Task to complete:
Every line containing the word "name" is to be copied from the data below.

-------- Material to process --------

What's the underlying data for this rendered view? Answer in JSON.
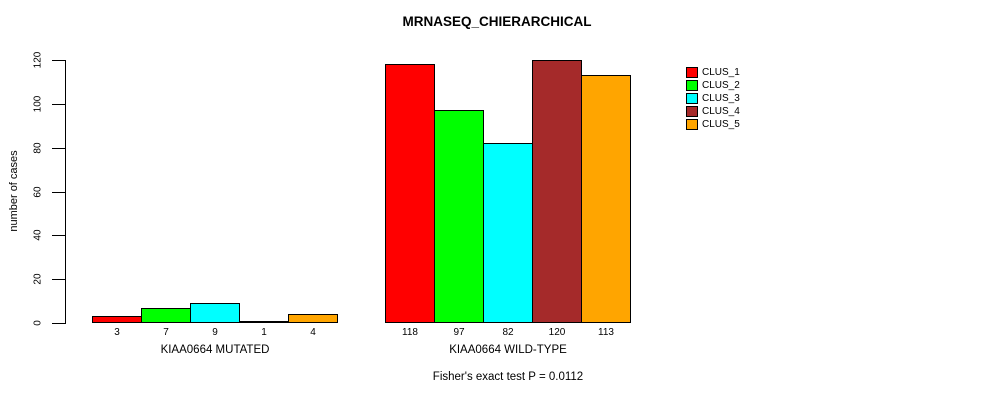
{
  "chart_data": {
    "type": "bar",
    "title": "MRNASEQ_CHIERARCHICAL",
    "ylabel": "number of cases",
    "xlabel": "",
    "ylim": [
      0,
      120
    ],
    "yticks": [
      0,
      20,
      40,
      60,
      80,
      100,
      120
    ],
    "grid": false,
    "legend_position": "right",
    "categories": [
      "KIAA0664 MUTATED",
      "KIAA0664 WILD-TYPE"
    ],
    "series": [
      {
        "name": "CLUS_1",
        "color": "#FF0000",
        "values": [
          3,
          118
        ]
      },
      {
        "name": "CLUS_2",
        "color": "#00FF00",
        "values": [
          7,
          97
        ]
      },
      {
        "name": "CLUS_3",
        "color": "#00FFFF",
        "values": [
          9,
          82
        ]
      },
      {
        "name": "CLUS_4",
        "color": "#A52A2A",
        "values": [
          1,
          120
        ]
      },
      {
        "name": "CLUS_5",
        "color": "#FFA500",
        "values": [
          4,
          113
        ]
      }
    ],
    "annotation": "Fisher's exact test P = 0.0112",
    "bar_border_color": "#000000",
    "background": "#FFFFFF",
    "text_color": "#000000"
  }
}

--------

Expected answer:
        "name": "CLUS_1",
        "name": "CLUS_2",
        "name": "CLUS_3",
        "name": "CLUS_4",
        "name": "CLUS_5",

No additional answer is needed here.